> [Material provided]:
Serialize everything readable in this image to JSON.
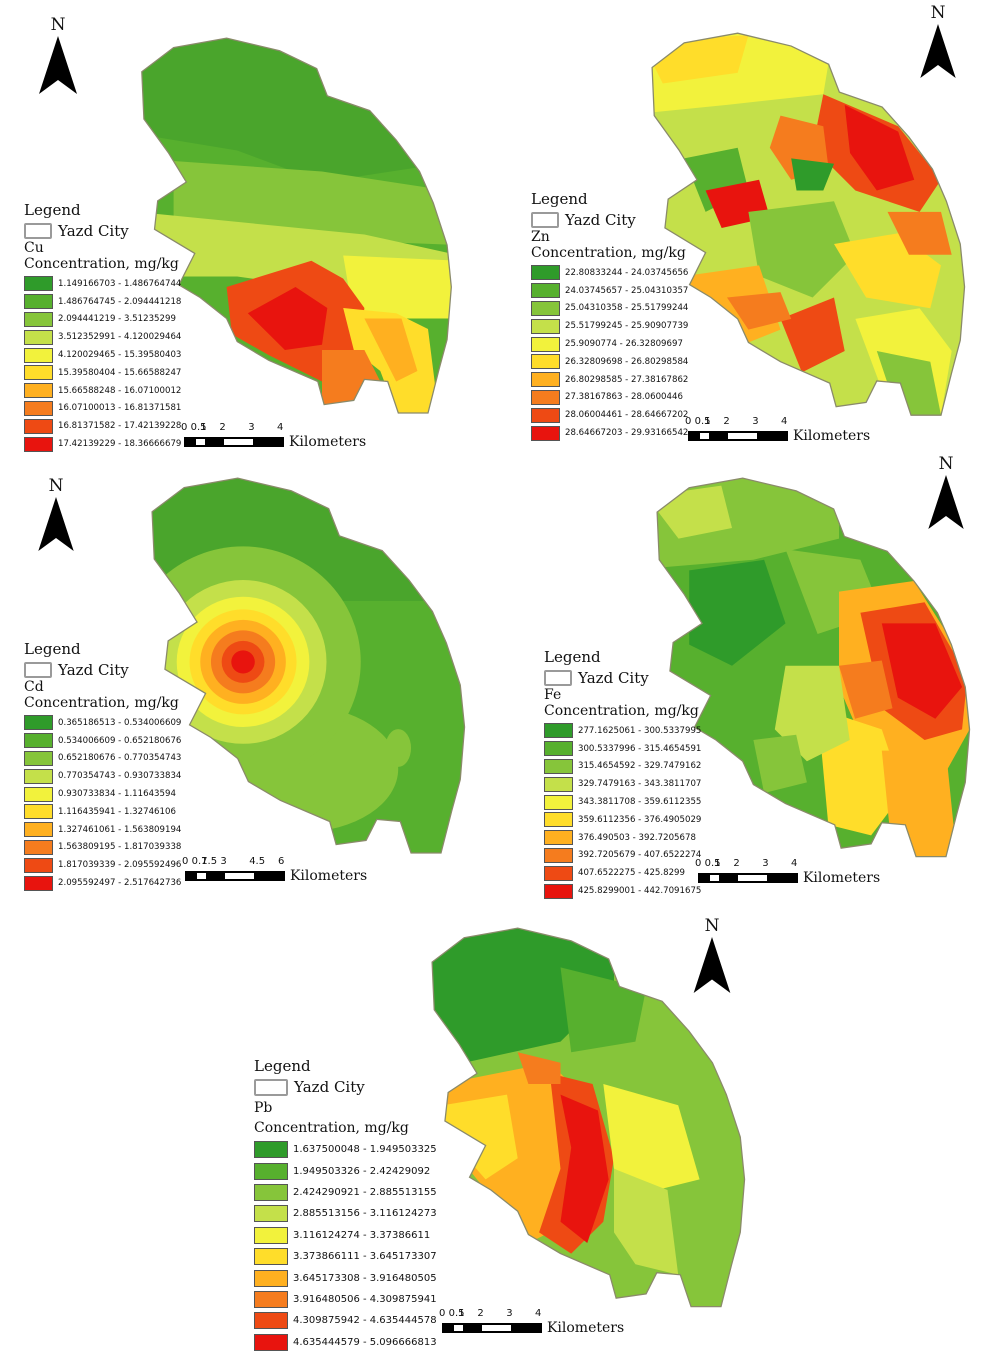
{
  "maps": [
    {
      "id": "cu",
      "north": "N",
      "legend_title": "Legend",
      "city_label": "Yazd City",
      "metal": "Cu",
      "unit_label": "Concentration, mg/kg",
      "classes": [
        {
          "range": "1.149166703 - 1.486764744",
          "color": "#2f9b2a"
        },
        {
          "range": "1.486764745 - 2.094441218",
          "color": "#57b02e"
        },
        {
          "range": "2.094441219 - 3.51235299",
          "color": "#86c53a"
        },
        {
          "range": "3.512352991 - 4.120029464",
          "color": "#c4e04a"
        },
        {
          "range": "4.120029465 - 15.39580403",
          "color": "#f2f23c"
        },
        {
          "range": "15.39580404 - 15.66588247",
          "color": "#ffdd2a"
        },
        {
          "range": "15.66588248 - 16.07100012",
          "color": "#ffb020"
        },
        {
          "range": "16.07100013 - 16.81371581",
          "color": "#f57c1e"
        },
        {
          "range": "16.81371582 - 17.42139228",
          "color": "#ee4a14"
        },
        {
          "range": "17.42139229 - 18.36666679",
          "color": "#e8140e"
        }
      ],
      "scale_ticks": [
        "0",
        "0.5",
        "1",
        "2",
        "3",
        "4"
      ],
      "scale_unit": "Kilometers"
    },
    {
      "id": "zn",
      "north": "N",
      "legend_title": "Legend",
      "city_label": "Yazd City",
      "metal": "Zn",
      "unit_label": "Concentration, mg/kg",
      "classes": [
        {
          "range": "22.80833244 - 24.03745656",
          "color": "#2f9b2a"
        },
        {
          "range": "24.03745657 - 25.04310357",
          "color": "#57b02e"
        },
        {
          "range": "25.04310358 - 25.51799244",
          "color": "#86c53a"
        },
        {
          "range": "25.51799245 - 25.90907739",
          "color": "#c4e04a"
        },
        {
          "range": "25.9090774 - 26.32809697",
          "color": "#f2f23c"
        },
        {
          "range": "26.32809698 - 26.80298584",
          "color": "#ffdd2a"
        },
        {
          "range": "26.80298585 - 27.38167862",
          "color": "#ffb020"
        },
        {
          "range": "27.38167863 - 28.0600446",
          "color": "#f57c1e"
        },
        {
          "range": "28.06004461 - 28.64667202",
          "color": "#ee4a14"
        },
        {
          "range": "28.64667203 - 29.93166542",
          "color": "#e8140e"
        }
      ],
      "scale_ticks": [
        "0",
        "0.5",
        "1",
        "2",
        "3",
        "4"
      ],
      "scale_unit": "Kilometers"
    },
    {
      "id": "cd",
      "north": "N",
      "legend_title": "Legend",
      "city_label": "Yazd City",
      "metal": "Cd",
      "unit_label": "Concentration, mg/kg",
      "classes": [
        {
          "range": "0.365186513 - 0.534006609",
          "color": "#2f9b2a"
        },
        {
          "range": "0.534006609 - 0.652180676",
          "color": "#57b02e"
        },
        {
          "range": "0.652180676 - 0.770354743",
          "color": "#86c53a"
        },
        {
          "range": "0.770354743 - 0.930733834",
          "color": "#c4e04a"
        },
        {
          "range": "0.930733834 - 1.11643594",
          "color": "#f2f23c"
        },
        {
          "range": "1.116435941 - 1.32746106",
          "color": "#ffdd2a"
        },
        {
          "range": "1.327461061 - 1.563809194",
          "color": "#ffb020"
        },
        {
          "range": "1.563809195 - 1.817039338",
          "color": "#f57c1e"
        },
        {
          "range": "1.817039339 - 2.095592496",
          "color": "#ee4a14"
        },
        {
          "range": "2.095592497 - 2.517642736",
          "color": "#e8140e"
        }
      ],
      "scale_ticks": [
        "0",
        "0.7",
        "1.5",
        "3",
        "4.5",
        "6"
      ],
      "scale_unit": "Kilometers"
    },
    {
      "id": "fe",
      "north": "N",
      "legend_title": "Legend",
      "city_label": "Yazd City",
      "metal": "Fe",
      "unit_label": "Concentration, mg/kg",
      "classes": [
        {
          "range": "277.1625061 - 300.5337995",
          "color": "#2f9b2a"
        },
        {
          "range": "300.5337996 - 315.4654591",
          "color": "#57b02e"
        },
        {
          "range": "315.4654592 - 329.7479162",
          "color": "#86c53a"
        },
        {
          "range": "329.7479163 - 343.3811707",
          "color": "#c4e04a"
        },
        {
          "range": "343.3811708 - 359.6112355",
          "color": "#f2f23c"
        },
        {
          "range": "359.6112356 - 376.4905029",
          "color": "#ffdd2a"
        },
        {
          "range": "376.490503 - 392.7205678",
          "color": "#ffb020"
        },
        {
          "range": "392.7205679 - 407.6522274",
          "color": "#f57c1e"
        },
        {
          "range": "407.6522275 - 425.8299",
          "color": "#ee4a14"
        },
        {
          "range": "425.8299001 - 442.7091675",
          "color": "#e8140e"
        }
      ],
      "scale_ticks": [
        "0",
        "0.5",
        "1",
        "2",
        "3",
        "4"
      ],
      "scale_unit": "Kilometers"
    },
    {
      "id": "pb",
      "north": "N",
      "legend_title": "Legend",
      "city_label": "Yazd City",
      "metal": "Pb",
      "unit_label": "Concentration, mg/kg",
      "classes": [
        {
          "range": "1.637500048 - 1.949503325",
          "color": "#2f9b2a"
        },
        {
          "range": "1.949503326 - 2.42429092",
          "color": "#57b02e"
        },
        {
          "range": "2.424290921 - 2.885513155",
          "color": "#86c53a"
        },
        {
          "range": "2.885513156 - 3.116124273",
          "color": "#c4e04a"
        },
        {
          "range": "3.116124274 - 3.37386611",
          "color": "#f2f23c"
        },
        {
          "range": "3.373866111 - 3.645173307",
          "color": "#ffdd2a"
        },
        {
          "range": "3.645173308 - 3.916480505",
          "color": "#ffb020"
        },
        {
          "range": "3.916480506 - 4.309875941",
          "color": "#f57c1e"
        },
        {
          "range": "4.309875942 - 4.635444578",
          "color": "#ee4a14"
        },
        {
          "range": "4.635444579 - 5.096666813",
          "color": "#e8140e"
        }
      ],
      "scale_ticks": [
        "0",
        "0.5",
        "1",
        "2",
        "3",
        "4"
      ],
      "scale_unit": "Kilometers"
    }
  ]
}
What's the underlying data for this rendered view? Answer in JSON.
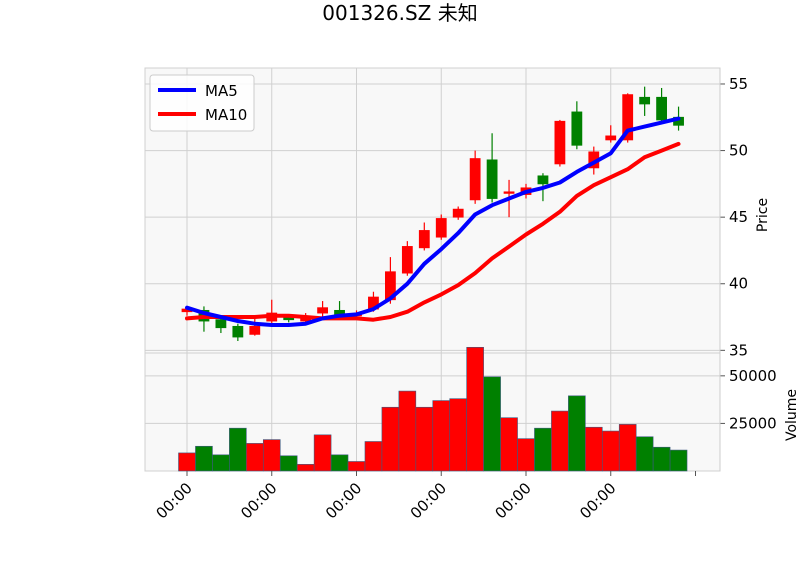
{
  "chart_data": {
    "type": "candlestick",
    "title": "001326.SZ 未知",
    "price_panel": {
      "ylabel": "Price",
      "ylim": [
        34.8,
        56.2
      ],
      "yticks": [
        35,
        40,
        45,
        50,
        55
      ],
      "grid": true,
      "legend_position": "top-left"
    },
    "volume_panel": {
      "ylabel": "Volume",
      "ylim": [
        0,
        62000
      ],
      "yticks": [
        25000,
        50000
      ],
      "grid": true
    },
    "x_tick_labels": [
      "00:00",
      "00:00",
      "00:00",
      "00:00",
      "00:00",
      "00:00"
    ],
    "x_tick_positions": [
      0,
      5,
      10,
      15,
      20,
      25
    ],
    "colors": {
      "up": "#ff0000",
      "down": "#008000",
      "ma5": "#0000ff",
      "ma10": "#ff0000",
      "panel_bg": "#f8f8f8",
      "grid": "#d0d0d0"
    },
    "candles": [
      {
        "open": 37.9,
        "close": 38.1,
        "high": 38.3,
        "low": 37.6,
        "volume": 9500
      },
      {
        "open": 38.0,
        "close": 37.2,
        "high": 38.3,
        "low": 36.4,
        "volume": 13000
      },
      {
        "open": 37.3,
        "close": 36.7,
        "high": 37.5,
        "low": 36.3,
        "volume": 8500
      },
      {
        "open": 36.8,
        "close": 36.0,
        "high": 37.0,
        "low": 35.7,
        "volume": 22500
      },
      {
        "open": 36.2,
        "close": 36.8,
        "high": 37.5,
        "low": 36.1,
        "volume": 14500
      },
      {
        "open": 37.2,
        "close": 37.8,
        "high": 38.8,
        "low": 37.0,
        "volume": 16500
      },
      {
        "open": 37.5,
        "close": 37.3,
        "high": 37.7,
        "low": 37.1,
        "volume": 8000
      },
      {
        "open": 37.2,
        "close": 37.5,
        "high": 37.8,
        "low": 37.0,
        "volume": 3500
      },
      {
        "open": 37.8,
        "close": 38.2,
        "high": 38.7,
        "low": 37.5,
        "volume": 19000
      },
      {
        "open": 38.0,
        "close": 37.5,
        "high": 38.7,
        "low": 37.3,
        "volume": 8500
      },
      {
        "open": 37.6,
        "close": 37.7,
        "high": 38.0,
        "low": 37.3,
        "volume": 5000
      },
      {
        "open": 38.1,
        "close": 39.0,
        "high": 39.4,
        "low": 37.9,
        "volume": 15500
      },
      {
        "open": 38.8,
        "close": 40.9,
        "high": 42.0,
        "low": 38.5,
        "volume": 33500
      },
      {
        "open": 40.8,
        "close": 42.8,
        "high": 43.2,
        "low": 40.6,
        "volume": 42000
      },
      {
        "open": 42.7,
        "close": 44.0,
        "high": 44.6,
        "low": 42.5,
        "volume": 33500
      },
      {
        "open": 43.5,
        "close": 44.9,
        "high": 45.2,
        "low": 43.3,
        "volume": 37000
      },
      {
        "open": 45.0,
        "close": 45.6,
        "high": 45.8,
        "low": 44.8,
        "volume": 38000
      },
      {
        "open": 46.3,
        "close": 49.4,
        "high": 50.0,
        "low": 46.0,
        "volume": 65000
      },
      {
        "open": 49.3,
        "close": 46.4,
        "high": 51.3,
        "low": 46.1,
        "volume": 49500
      },
      {
        "open": 46.9,
        "close": 46.9,
        "high": 47.8,
        "low": 45.0,
        "volume": 28000
      },
      {
        "open": 46.7,
        "close": 47.2,
        "high": 47.5,
        "low": 46.4,
        "volume": 17000
      },
      {
        "open": 48.1,
        "close": 47.5,
        "high": 48.3,
        "low": 46.2,
        "volume": 22500
      },
      {
        "open": 49.0,
        "close": 52.2,
        "high": 52.3,
        "low": 48.8,
        "volume": 31500
      },
      {
        "open": 52.9,
        "close": 50.4,
        "high": 53.7,
        "low": 50.1,
        "volume": 39500
      },
      {
        "open": 48.7,
        "close": 49.9,
        "high": 50.3,
        "low": 48.2,
        "volume": 23000
      },
      {
        "open": 50.8,
        "close": 51.1,
        "high": 51.9,
        "low": 50.6,
        "volume": 21000
      },
      {
        "open": 50.8,
        "close": 54.2,
        "high": 54.3,
        "low": 50.6,
        "volume": 24500
      },
      {
        "open": 54.0,
        "close": 53.5,
        "high": 54.8,
        "low": 52.6,
        "volume": 18000
      },
      {
        "open": 54.0,
        "close": 52.3,
        "high": 54.7,
        "low": 52.1,
        "volume": 12500
      },
      {
        "open": 52.5,
        "close": 51.9,
        "high": 53.3,
        "low": 51.5,
        "volume": 11000
      }
    ],
    "ma5": [
      38.2,
      37.8,
      37.5,
      37.2,
      37.0,
      36.9,
      36.9,
      37.0,
      37.4,
      37.6,
      37.7,
      38.1,
      38.9,
      40.0,
      41.5,
      42.6,
      43.8,
      45.2,
      45.9,
      46.4,
      46.9,
      47.2,
      47.6,
      48.4,
      49.1,
      49.8,
      51.5,
      51.8,
      52.1,
      52.4
    ],
    "ma10": [
      37.4,
      37.5,
      37.5,
      37.5,
      37.5,
      37.6,
      37.6,
      37.5,
      37.4,
      37.4,
      37.4,
      37.3,
      37.5,
      37.9,
      38.6,
      39.2,
      39.9,
      40.8,
      41.9,
      42.8,
      43.7,
      44.5,
      45.4,
      46.6,
      47.4,
      48.0,
      48.6,
      49.5,
      50.0,
      50.5
    ],
    "legend": [
      "MA5",
      "MA10"
    ]
  }
}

> [Written instruction]: Filter the listing above for the string "metal" and copy every matching line.

> [The reply]:
      "metal": "Cu",
      "metal": "Zn",
      "metal": "Cd",
      "metal": "Fe",
      "metal": "Pb",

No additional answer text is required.